STATED PROBLEM: Output all of the records exactly as written.

EXERCISE DATA:
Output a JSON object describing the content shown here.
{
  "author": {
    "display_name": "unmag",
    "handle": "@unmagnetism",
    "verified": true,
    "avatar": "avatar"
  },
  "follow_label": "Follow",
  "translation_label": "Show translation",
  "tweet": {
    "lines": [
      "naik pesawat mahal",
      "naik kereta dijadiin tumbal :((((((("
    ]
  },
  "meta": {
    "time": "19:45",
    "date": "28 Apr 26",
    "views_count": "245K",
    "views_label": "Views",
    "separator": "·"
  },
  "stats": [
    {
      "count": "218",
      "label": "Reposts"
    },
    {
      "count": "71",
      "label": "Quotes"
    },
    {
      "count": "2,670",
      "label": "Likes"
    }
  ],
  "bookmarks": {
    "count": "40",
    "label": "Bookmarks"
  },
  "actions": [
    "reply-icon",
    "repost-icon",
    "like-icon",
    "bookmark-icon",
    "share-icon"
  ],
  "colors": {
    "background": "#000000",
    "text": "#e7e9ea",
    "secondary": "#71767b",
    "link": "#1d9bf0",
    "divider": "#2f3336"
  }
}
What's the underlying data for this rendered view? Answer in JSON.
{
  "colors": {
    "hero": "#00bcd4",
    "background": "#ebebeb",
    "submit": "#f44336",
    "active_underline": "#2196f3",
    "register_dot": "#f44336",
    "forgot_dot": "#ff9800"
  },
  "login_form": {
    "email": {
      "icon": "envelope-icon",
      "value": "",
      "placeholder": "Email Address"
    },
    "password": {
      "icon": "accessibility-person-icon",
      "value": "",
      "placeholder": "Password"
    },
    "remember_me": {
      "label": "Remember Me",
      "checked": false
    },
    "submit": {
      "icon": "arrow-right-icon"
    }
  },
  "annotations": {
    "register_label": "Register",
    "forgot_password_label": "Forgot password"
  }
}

ANSWER IN FULL:
Output a JSON object describing the content shown here.
{
  "author": {
    "display_name": "unmag",
    "handle": "@unmagnetism",
    "verified": true,
    "avatar": "avatar"
  },
  "follow_label": "Follow",
  "translation_label": "Show translation",
  "tweet": {
    "lines": [
      "naik pesawat mahal",
      "naik kereta dijadiin tumbal :((((((("
    ]
  },
  "meta": {
    "time": "19:45",
    "date": "28 Apr 26",
    "views_count": "245K",
    "views_label": "Views",
    "separator": "·"
  },
  "stats": [
    {
      "count": "218",
      "label": "Reposts"
    },
    {
      "count": "71",
      "label": "Quotes"
    },
    {
      "count": "2,670",
      "label": "Likes"
    }
  ],
  "bookmarks": {
    "count": "40",
    "label": "Bookmarks"
  },
  "actions": [
    "reply-icon",
    "repost-icon",
    "like-icon",
    "bookmark-icon",
    "share-icon"
  ],
  "colors": {
    "background": "#000000",
    "text": "#e7e9ea",
    "secondary": "#71767b",
    "link": "#1d9bf0",
    "divider": "#2f3336"
  }
}
What's the underlying data for this rendered view? Answer in JSON.
{
  "colors": {
    "hero": "#00bcd4",
    "background": "#ebebeb",
    "submit": "#f44336",
    "active_underline": "#2196f3",
    "register_dot": "#f44336",
    "forgot_dot": "#ff9800"
  },
  "login_form": {
    "email": {
      "icon": "envelope-icon",
      "value": "",
      "placeholder": "Email Address"
    },
    "password": {
      "icon": "accessibility-person-icon",
      "value": "",
      "placeholder": "Password"
    },
    "remember_me": {
      "label": "Remember Me",
      "checked": false
    },
    "submit": {
      "icon": "arrow-right-icon"
    }
  },
  "annotations": {
    "register_label": "Register",
    "forgot_password_label": "Forgot password"
  }
}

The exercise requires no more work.